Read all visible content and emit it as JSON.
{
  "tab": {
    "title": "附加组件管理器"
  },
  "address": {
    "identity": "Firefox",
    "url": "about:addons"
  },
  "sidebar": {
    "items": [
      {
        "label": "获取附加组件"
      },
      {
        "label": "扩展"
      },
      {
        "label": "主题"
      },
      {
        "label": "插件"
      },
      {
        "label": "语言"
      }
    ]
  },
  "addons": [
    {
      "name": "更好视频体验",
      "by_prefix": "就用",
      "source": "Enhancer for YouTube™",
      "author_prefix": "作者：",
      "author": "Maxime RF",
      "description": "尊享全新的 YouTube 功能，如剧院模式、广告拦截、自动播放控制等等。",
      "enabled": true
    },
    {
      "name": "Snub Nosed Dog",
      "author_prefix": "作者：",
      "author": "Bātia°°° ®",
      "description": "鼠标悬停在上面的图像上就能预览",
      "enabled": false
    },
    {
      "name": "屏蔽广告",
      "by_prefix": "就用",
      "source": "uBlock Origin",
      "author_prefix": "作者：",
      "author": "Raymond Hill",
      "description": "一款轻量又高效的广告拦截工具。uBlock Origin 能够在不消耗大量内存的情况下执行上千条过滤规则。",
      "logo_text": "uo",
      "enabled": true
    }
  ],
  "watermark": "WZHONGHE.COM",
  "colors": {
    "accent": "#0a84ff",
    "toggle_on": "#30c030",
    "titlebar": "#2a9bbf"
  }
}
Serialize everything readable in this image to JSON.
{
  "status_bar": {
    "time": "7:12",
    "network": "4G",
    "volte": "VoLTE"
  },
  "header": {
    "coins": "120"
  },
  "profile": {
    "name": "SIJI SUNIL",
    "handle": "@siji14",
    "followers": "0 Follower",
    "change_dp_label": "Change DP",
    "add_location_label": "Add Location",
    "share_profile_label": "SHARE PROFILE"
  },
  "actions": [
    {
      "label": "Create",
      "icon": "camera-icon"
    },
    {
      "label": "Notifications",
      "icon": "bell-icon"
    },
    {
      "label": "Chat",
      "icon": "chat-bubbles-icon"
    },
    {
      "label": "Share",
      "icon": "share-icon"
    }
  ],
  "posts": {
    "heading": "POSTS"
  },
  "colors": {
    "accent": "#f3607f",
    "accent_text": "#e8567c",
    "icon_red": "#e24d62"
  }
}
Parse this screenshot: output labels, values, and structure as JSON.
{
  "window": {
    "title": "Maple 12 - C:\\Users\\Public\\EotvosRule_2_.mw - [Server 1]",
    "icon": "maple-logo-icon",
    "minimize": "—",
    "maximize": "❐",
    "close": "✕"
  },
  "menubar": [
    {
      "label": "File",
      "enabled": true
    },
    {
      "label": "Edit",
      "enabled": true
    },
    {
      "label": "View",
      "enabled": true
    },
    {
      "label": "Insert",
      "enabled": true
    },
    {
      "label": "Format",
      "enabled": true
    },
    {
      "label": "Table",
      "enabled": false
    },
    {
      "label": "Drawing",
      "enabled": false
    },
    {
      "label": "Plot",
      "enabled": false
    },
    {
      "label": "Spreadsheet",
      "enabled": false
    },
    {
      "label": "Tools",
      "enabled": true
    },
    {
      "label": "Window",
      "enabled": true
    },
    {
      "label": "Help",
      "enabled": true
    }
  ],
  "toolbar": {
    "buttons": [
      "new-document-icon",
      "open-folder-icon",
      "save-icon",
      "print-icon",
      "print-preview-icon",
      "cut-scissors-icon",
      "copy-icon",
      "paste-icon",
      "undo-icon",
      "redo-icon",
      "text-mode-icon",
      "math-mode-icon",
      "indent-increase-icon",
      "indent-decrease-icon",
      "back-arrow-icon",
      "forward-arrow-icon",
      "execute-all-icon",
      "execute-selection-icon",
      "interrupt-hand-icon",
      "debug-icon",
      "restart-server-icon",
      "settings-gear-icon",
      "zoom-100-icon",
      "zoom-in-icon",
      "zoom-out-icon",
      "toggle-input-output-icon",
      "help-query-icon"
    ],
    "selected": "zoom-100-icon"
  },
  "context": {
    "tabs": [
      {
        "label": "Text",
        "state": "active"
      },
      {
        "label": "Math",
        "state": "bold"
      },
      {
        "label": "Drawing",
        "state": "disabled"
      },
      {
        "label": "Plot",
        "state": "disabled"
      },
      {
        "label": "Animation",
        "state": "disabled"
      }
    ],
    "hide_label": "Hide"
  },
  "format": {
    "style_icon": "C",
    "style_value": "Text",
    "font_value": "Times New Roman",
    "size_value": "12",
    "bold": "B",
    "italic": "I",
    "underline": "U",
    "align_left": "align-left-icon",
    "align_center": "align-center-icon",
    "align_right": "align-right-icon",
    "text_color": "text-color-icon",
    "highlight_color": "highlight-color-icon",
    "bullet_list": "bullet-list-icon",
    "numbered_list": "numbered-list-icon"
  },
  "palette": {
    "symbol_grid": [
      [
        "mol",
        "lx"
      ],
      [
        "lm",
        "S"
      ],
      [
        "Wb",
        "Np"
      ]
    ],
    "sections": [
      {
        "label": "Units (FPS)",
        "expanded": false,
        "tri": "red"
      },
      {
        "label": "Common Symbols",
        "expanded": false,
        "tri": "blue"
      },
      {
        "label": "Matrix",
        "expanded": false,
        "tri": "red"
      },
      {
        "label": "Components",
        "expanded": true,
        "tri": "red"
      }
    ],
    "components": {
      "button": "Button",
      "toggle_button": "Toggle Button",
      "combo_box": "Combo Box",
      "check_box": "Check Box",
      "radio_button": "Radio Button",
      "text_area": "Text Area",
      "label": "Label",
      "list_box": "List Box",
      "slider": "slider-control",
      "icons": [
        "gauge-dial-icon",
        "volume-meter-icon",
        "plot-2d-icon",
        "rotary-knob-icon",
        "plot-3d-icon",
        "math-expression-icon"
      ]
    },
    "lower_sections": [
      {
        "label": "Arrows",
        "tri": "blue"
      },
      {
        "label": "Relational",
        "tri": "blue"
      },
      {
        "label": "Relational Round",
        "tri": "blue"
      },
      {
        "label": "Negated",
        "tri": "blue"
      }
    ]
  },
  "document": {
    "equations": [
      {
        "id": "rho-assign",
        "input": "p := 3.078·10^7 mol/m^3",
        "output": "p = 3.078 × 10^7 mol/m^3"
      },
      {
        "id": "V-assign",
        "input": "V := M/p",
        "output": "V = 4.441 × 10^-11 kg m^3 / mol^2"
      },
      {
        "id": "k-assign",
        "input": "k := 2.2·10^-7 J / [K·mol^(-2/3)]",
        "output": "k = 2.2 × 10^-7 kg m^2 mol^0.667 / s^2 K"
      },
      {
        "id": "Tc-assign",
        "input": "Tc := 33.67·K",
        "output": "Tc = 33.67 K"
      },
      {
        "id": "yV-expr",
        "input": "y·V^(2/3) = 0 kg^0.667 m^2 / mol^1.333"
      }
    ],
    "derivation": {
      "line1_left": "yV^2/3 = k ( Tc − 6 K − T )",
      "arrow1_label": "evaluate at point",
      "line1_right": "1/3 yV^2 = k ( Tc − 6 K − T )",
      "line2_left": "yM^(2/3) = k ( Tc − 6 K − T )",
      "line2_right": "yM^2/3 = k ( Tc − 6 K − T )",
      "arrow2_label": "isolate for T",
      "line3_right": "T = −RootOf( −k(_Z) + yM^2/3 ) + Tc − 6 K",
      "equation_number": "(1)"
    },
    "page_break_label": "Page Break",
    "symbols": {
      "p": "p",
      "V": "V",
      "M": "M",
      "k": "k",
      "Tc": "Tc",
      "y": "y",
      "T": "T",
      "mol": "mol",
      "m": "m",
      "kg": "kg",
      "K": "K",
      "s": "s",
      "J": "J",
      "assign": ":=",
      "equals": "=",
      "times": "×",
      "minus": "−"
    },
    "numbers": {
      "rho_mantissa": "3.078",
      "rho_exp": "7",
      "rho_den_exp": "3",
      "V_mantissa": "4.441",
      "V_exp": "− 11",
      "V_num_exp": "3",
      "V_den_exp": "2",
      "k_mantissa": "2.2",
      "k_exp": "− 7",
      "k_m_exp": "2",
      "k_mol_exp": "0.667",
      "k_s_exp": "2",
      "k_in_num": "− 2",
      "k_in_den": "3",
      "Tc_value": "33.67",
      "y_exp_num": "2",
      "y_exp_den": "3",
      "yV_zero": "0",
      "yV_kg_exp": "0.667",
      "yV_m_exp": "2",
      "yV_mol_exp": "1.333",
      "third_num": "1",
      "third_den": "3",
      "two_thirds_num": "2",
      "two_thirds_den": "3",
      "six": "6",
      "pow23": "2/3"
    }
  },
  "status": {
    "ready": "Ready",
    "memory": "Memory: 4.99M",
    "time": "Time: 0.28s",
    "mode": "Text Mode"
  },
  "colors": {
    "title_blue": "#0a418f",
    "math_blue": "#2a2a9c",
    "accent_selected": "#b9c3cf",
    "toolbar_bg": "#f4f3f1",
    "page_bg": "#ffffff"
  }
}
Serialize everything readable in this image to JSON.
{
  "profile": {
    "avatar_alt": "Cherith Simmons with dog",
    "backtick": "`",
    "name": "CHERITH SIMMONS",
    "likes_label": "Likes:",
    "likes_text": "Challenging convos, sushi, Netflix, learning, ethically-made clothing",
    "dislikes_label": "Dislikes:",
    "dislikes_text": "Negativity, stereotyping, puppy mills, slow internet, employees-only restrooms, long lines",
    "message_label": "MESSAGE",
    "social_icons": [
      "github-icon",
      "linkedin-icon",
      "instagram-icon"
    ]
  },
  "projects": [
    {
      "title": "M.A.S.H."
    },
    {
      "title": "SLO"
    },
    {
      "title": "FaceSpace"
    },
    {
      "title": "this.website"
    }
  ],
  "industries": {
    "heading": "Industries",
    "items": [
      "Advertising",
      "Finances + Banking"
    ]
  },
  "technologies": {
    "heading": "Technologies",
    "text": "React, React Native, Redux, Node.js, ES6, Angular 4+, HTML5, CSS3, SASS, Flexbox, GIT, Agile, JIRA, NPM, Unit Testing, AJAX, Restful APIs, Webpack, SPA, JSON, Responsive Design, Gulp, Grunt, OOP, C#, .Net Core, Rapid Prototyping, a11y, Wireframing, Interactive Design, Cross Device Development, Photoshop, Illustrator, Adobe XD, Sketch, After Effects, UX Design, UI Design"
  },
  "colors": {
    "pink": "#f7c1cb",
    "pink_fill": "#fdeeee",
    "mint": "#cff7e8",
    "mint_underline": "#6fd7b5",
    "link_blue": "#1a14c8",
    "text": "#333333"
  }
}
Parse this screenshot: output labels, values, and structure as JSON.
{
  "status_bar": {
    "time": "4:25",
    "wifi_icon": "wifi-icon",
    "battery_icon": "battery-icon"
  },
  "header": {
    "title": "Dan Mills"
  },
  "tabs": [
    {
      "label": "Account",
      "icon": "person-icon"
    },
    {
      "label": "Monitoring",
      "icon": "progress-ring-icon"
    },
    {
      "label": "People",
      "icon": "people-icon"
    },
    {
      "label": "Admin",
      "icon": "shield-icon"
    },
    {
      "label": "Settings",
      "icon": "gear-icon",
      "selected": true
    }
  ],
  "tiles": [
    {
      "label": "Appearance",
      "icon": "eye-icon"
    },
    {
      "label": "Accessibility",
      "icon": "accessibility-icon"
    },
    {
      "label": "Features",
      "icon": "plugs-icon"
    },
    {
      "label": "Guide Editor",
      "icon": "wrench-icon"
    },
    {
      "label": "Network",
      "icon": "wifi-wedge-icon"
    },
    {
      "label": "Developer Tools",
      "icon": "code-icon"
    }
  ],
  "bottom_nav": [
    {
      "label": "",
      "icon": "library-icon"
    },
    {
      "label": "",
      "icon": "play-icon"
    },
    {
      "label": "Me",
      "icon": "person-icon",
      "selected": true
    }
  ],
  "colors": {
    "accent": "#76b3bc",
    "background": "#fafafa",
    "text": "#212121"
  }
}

****

* **Directions for this task**
Pick out every line above that holds the word "wifi" and copy it.

* **Result of the exercise**
    "wifi_icon": "wifi-icon",
      "icon": "wifi-wedge-icon"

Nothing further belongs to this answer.